▼

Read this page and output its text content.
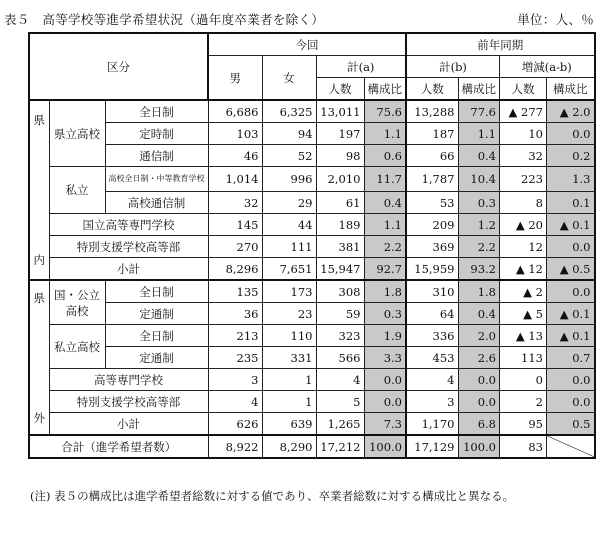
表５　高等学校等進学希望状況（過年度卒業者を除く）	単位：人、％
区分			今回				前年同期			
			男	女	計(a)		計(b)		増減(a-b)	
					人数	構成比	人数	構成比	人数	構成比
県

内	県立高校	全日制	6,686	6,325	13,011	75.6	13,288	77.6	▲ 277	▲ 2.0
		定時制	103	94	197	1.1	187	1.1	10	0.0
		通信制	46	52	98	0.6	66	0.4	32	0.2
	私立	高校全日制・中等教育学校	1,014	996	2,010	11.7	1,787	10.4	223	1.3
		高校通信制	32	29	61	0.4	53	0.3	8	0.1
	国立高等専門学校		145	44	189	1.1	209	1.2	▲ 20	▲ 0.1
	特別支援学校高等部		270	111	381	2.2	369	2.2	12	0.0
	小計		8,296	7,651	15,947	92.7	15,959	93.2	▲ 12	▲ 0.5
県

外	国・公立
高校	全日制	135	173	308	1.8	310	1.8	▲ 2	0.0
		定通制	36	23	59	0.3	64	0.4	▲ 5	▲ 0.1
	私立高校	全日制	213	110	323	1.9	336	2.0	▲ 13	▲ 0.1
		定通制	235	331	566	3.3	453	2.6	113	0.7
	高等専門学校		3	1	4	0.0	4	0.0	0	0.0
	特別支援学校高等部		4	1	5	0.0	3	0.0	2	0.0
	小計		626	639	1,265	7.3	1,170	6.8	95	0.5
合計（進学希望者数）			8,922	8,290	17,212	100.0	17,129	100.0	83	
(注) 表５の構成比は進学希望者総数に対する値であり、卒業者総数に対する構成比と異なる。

▲

▶ _Set task_: Select all lines with the word "特別支援学校高等部" from the entries above.

▶ _Response_:
	特別支援学校高等部		270	111	381	2.2	369	2.2	12	0.0
	特別支援学校高等部		4	1	5	0.0	3	0.0	2	0.0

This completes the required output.